** BEGIN Records provided **

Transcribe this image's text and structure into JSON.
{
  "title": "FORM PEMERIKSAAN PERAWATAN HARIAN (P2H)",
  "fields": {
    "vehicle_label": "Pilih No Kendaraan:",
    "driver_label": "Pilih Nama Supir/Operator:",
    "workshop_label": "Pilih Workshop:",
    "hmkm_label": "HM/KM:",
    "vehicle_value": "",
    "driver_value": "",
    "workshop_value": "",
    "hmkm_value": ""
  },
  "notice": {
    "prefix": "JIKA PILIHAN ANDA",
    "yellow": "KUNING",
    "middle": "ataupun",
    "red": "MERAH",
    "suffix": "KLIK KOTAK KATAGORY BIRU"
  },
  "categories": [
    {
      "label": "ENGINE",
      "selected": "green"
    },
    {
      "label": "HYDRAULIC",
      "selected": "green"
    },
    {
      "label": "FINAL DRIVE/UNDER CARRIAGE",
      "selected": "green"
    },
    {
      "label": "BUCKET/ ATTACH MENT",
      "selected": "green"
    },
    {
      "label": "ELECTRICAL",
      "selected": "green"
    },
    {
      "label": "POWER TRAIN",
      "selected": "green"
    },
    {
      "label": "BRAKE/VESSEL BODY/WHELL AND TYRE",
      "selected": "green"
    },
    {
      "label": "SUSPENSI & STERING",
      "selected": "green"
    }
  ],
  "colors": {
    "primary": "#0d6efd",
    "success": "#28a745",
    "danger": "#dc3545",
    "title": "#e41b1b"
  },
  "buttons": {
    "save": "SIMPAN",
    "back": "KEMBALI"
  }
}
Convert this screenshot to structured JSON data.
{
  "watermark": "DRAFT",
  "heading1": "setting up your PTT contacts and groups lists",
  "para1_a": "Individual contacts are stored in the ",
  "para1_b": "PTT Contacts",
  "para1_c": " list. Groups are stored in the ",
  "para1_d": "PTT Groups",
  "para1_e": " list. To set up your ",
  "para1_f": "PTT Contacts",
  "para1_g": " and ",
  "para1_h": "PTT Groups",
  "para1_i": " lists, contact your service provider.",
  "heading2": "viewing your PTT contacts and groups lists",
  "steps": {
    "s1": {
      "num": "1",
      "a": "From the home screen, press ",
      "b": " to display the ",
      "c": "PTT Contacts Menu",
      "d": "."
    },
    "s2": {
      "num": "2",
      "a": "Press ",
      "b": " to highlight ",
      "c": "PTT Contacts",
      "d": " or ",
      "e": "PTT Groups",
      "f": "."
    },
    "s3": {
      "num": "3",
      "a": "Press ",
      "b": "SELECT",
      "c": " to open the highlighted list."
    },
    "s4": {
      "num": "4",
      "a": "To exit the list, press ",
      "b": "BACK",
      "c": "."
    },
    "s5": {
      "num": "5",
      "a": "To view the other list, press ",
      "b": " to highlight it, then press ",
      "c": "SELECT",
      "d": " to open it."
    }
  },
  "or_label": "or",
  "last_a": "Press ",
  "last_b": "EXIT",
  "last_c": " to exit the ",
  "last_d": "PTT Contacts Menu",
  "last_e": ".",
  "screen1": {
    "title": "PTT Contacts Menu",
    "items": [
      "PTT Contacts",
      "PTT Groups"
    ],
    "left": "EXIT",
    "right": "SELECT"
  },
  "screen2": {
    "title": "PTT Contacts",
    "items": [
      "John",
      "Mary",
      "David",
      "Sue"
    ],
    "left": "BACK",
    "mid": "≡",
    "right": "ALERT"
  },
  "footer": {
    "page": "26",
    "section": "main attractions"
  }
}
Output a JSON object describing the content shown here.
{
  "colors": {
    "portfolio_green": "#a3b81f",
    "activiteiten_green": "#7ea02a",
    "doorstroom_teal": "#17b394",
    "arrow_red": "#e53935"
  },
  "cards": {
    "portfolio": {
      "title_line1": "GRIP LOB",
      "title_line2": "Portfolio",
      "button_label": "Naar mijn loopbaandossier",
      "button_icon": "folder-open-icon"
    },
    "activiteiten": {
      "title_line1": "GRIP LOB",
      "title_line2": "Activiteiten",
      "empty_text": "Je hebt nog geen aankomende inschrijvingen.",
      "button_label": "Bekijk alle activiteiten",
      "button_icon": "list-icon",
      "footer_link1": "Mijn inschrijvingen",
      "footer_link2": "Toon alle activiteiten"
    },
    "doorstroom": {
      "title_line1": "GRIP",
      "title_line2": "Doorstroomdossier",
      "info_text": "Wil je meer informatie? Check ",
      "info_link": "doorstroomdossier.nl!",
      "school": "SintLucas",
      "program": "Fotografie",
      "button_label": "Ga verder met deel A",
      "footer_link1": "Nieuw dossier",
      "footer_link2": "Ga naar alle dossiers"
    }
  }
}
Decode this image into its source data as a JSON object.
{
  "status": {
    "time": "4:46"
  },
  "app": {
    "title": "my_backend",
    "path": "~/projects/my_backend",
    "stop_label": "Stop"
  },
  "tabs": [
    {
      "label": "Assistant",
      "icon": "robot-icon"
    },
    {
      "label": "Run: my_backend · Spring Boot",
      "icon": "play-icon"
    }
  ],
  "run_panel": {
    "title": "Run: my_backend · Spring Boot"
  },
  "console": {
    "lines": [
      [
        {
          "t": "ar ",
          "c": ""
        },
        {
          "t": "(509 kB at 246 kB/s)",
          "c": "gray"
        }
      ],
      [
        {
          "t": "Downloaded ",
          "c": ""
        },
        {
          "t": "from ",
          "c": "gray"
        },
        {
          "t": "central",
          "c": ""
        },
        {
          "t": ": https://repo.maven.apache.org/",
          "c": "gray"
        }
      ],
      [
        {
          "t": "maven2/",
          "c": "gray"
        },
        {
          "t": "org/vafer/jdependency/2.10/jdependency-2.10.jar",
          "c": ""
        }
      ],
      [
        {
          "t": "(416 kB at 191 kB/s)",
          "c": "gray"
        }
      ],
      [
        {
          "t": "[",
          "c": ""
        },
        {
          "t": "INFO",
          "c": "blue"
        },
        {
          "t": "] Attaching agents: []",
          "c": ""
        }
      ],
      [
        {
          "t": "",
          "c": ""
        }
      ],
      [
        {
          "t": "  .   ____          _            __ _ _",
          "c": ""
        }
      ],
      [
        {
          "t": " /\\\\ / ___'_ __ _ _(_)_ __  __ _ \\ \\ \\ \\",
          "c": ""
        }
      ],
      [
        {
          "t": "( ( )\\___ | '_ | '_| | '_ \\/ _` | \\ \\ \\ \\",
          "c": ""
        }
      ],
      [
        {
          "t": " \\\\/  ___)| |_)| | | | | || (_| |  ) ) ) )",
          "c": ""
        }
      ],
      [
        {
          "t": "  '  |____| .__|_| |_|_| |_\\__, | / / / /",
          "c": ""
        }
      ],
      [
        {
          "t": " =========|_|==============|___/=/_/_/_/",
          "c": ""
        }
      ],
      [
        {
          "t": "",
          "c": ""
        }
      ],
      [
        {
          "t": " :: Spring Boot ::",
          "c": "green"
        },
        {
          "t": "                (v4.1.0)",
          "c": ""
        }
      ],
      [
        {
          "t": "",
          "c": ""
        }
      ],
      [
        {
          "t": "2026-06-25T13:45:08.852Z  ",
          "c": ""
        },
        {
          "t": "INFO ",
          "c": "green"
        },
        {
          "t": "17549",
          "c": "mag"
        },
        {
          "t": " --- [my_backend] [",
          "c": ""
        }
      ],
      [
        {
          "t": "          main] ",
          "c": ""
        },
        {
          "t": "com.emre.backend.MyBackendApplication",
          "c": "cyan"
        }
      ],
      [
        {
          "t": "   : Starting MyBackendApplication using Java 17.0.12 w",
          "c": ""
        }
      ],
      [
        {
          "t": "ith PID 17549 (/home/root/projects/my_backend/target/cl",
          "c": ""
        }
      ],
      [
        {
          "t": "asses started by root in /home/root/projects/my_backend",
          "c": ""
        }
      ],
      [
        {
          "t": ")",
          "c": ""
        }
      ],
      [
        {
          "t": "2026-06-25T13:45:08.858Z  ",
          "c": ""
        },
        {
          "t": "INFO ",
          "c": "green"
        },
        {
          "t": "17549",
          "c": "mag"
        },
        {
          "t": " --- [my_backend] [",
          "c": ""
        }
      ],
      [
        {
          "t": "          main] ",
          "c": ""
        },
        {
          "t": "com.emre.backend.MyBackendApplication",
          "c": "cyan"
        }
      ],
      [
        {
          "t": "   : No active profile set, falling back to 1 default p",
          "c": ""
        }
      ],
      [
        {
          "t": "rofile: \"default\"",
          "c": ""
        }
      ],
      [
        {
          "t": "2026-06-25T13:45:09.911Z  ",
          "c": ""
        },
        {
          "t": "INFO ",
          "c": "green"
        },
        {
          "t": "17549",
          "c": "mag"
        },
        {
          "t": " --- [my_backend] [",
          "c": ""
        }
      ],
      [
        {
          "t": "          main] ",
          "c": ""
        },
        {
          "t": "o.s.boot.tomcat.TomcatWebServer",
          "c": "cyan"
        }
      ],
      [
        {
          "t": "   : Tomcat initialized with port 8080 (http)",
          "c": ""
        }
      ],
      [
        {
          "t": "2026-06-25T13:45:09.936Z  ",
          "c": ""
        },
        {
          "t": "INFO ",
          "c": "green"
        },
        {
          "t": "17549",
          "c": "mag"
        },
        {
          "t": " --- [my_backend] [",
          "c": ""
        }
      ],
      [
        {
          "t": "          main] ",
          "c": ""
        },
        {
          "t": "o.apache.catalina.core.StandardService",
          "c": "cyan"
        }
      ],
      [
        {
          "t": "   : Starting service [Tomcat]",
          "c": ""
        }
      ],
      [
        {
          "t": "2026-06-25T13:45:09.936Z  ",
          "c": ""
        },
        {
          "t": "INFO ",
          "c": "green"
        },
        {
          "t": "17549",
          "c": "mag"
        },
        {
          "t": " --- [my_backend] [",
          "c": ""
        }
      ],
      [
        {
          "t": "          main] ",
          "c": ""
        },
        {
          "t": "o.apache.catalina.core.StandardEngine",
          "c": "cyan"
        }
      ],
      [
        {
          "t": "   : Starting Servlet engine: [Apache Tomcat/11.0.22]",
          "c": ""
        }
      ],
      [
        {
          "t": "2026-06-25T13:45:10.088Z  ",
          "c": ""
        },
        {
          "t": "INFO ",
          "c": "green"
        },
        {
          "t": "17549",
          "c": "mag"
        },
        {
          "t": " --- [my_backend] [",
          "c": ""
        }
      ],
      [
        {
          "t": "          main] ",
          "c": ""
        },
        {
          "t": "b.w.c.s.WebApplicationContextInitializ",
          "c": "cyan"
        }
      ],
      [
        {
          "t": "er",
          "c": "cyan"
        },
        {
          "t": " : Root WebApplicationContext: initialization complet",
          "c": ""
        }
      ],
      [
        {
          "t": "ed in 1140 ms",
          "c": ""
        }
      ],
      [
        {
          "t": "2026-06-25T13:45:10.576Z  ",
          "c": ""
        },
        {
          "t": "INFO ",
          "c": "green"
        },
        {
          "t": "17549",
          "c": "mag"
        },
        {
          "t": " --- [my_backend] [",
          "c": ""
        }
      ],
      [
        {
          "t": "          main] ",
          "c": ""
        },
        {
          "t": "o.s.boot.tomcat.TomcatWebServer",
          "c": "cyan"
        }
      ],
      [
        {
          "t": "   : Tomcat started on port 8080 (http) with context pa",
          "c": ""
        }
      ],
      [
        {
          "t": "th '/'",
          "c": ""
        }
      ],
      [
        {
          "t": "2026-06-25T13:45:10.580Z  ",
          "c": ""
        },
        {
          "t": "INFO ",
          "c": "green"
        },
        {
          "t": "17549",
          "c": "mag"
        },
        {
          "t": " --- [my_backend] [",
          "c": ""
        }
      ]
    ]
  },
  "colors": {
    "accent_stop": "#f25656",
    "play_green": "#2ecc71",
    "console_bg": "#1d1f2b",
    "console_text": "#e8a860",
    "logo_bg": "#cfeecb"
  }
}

** END Records provided **

- _Exercise task_
List each line in the listing that contains the string "default".

- _Output for this task_
          "t": "   : No active profile set, falling back to 1 default p",
          "t": "rofile: \"default\"",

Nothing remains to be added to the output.